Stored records
::::
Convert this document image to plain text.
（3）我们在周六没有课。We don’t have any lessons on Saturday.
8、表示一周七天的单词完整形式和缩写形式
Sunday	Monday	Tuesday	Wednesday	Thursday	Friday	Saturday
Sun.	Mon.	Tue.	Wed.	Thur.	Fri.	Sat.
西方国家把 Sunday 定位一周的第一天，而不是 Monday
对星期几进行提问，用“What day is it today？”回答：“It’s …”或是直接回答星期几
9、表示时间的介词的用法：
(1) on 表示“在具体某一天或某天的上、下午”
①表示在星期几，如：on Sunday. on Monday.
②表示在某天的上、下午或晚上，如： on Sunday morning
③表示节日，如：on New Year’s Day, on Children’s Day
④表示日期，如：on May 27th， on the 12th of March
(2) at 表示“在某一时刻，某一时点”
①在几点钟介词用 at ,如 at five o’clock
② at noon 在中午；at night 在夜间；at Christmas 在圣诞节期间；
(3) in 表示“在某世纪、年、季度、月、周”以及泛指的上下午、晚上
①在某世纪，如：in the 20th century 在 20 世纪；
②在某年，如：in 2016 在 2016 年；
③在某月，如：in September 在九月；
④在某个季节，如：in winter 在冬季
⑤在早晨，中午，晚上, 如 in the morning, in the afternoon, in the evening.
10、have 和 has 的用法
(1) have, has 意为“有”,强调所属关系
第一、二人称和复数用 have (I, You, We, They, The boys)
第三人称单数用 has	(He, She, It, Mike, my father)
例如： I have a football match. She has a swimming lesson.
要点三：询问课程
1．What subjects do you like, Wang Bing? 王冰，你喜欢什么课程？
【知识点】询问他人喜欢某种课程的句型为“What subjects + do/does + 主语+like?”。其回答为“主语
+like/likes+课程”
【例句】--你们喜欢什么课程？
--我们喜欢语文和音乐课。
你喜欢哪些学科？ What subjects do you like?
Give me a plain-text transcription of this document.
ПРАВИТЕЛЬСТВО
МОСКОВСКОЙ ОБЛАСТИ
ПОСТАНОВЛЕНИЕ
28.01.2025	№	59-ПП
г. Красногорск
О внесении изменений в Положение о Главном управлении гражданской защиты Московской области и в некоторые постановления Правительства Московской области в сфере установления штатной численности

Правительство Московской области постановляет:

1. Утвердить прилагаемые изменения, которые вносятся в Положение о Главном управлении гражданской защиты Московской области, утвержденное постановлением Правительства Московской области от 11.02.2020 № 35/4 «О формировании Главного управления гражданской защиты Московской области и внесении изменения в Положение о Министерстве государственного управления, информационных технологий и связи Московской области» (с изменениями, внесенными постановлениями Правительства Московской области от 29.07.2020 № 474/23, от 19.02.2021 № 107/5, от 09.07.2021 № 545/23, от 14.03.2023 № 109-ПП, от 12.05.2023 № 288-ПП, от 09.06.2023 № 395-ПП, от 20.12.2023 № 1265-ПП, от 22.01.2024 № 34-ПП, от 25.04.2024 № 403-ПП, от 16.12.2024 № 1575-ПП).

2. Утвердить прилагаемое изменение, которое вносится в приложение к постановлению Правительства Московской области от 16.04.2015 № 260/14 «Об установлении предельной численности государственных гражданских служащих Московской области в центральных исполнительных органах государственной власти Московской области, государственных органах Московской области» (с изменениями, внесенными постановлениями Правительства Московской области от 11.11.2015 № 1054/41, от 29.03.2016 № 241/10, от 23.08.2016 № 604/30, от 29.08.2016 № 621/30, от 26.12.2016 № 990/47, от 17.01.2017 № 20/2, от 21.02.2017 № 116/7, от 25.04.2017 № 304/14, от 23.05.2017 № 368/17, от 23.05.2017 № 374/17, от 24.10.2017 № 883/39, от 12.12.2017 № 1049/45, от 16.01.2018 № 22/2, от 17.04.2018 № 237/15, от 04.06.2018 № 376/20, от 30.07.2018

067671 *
::::
- **What this task involves**
What is needed here is an exact reproduction of all the entries.

- **Written solution**
Convert this document image to plain text.
（3）我们在周六没有课。We don’t have any lessons on Saturday.
8、表示一周七天的单词完整形式和缩写形式
Sunday	Monday	Tuesday	Wednesday	Thursday	Friday	Saturday
Sun.	Mon.	Tue.	Wed.	Thur.	Fri.	Sat.
西方国家把 Sunday 定位一周的第一天，而不是 Monday
对星期几进行提问，用“What day is it today？”回答：“It’s …”或是直接回答星期几
9、表示时间的介词的用法：
(1) on 表示“在具体某一天或某天的上、下午”
①表示在星期几，如：on Sunday. on Monday.
②表示在某天的上、下午或晚上，如： on Sunday morning
③表示节日，如：on New Year’s Day, on Children’s Day
④表示日期，如：on May 27th， on the 12th of March
(2) at 表示“在某一时刻，某一时点”
①在几点钟介词用 at ,如 at five o’clock
② at noon 在中午；at night 在夜间；at Christmas 在圣诞节期间；
(3) in 表示“在某世纪、年、季度、月、周”以及泛指的上下午、晚上
①在某世纪，如：in the 20th century 在 20 世纪；
②在某年，如：in 2016 在 2016 年；
③在某月，如：in September 在九月；
④在某个季节，如：in winter 在冬季
⑤在早晨，中午，晚上, 如 in the morning, in the afternoon, in the evening.
10、have 和 has 的用法
(1) have, has 意为“有”,强调所属关系
第一、二人称和复数用 have (I, You, We, They, The boys)
第三人称单数用 has	(He, She, It, Mike, my father)
例如： I have a football match. She has a swimming lesson.
要点三：询问课程
1．What subjects do you like, Wang Bing? 王冰，你喜欢什么课程？
【知识点】询问他人喜欢某种课程的句型为“What subjects + do/does + 主语+like?”。其回答为“主语
+like/likes+课程”
【例句】--你们喜欢什么课程？
--我们喜欢语文和音乐课。
你喜欢哪些学科？ What subjects do you like?
Give me a plain-text transcription of this document.
ПРАВИТЕЛЬСТВО
МОСКОВСКОЙ ОБЛАСТИ
ПОСТАНОВЛЕНИЕ
28.01.2025	№	59-ПП
г. Красногорск
О внесении изменений в Положение о Главном управлении гражданской защиты Московской области и в некоторые постановления Правительства Московской области в сфере установления штатной численности

Правительство Московской области постановляет:

1. Утвердить прилагаемые изменения, которые вносятся в Положение о Главном управлении гражданской защиты Московской области, утвержденное постановлением Правительства Московской области от 11.02.2020 № 35/4 «О формировании Главного управления гражданской защиты Московской области и внесении изменения в Положение о Министерстве государственного управления, информационных технологий и связи Московской области» (с изменениями, внесенными постановлениями Правительства Московской области от 29.07.2020 № 474/23, от 19.02.2021 № 107/5, от 09.07.2021 № 545/23, от 14.03.2023 № 109-ПП, от 12.05.2023 № 288-ПП, от 09.06.2023 № 395-ПП, от 20.12.2023 № 1265-ПП, от 22.01.2024 № 34-ПП, от 25.04.2024 № 403-ПП, от 16.12.2024 № 1575-ПП).

2. Утвердить прилагаемое изменение, которое вносится в приложение к постановлению Правительства Московской области от 16.04.2015 № 260/14 «Об установлении предельной численности государственных гражданских служащих Московской области в центральных исполнительных органах государственной власти Московской области, государственных органах Московской области» (с изменениями, внесенными постановлениями Правительства Московской области от 11.11.2015 № 1054/41, от 29.03.2016 № 241/10, от 23.08.2016 № 604/30, от 29.08.2016 № 621/30, от 26.12.2016 № 990/47, от 17.01.2017 № 20/2, от 21.02.2017 № 116/7, от 25.04.2017 № 304/14, от 23.05.2017 № 368/17, от 23.05.2017 № 374/17, от 24.10.2017 № 883/39, от 12.12.2017 № 1049/45, от 16.01.2018 № 22/2, от 17.04.2018 № 237/15, от 04.06.2018 № 376/20, от 30.07.2018

067671 *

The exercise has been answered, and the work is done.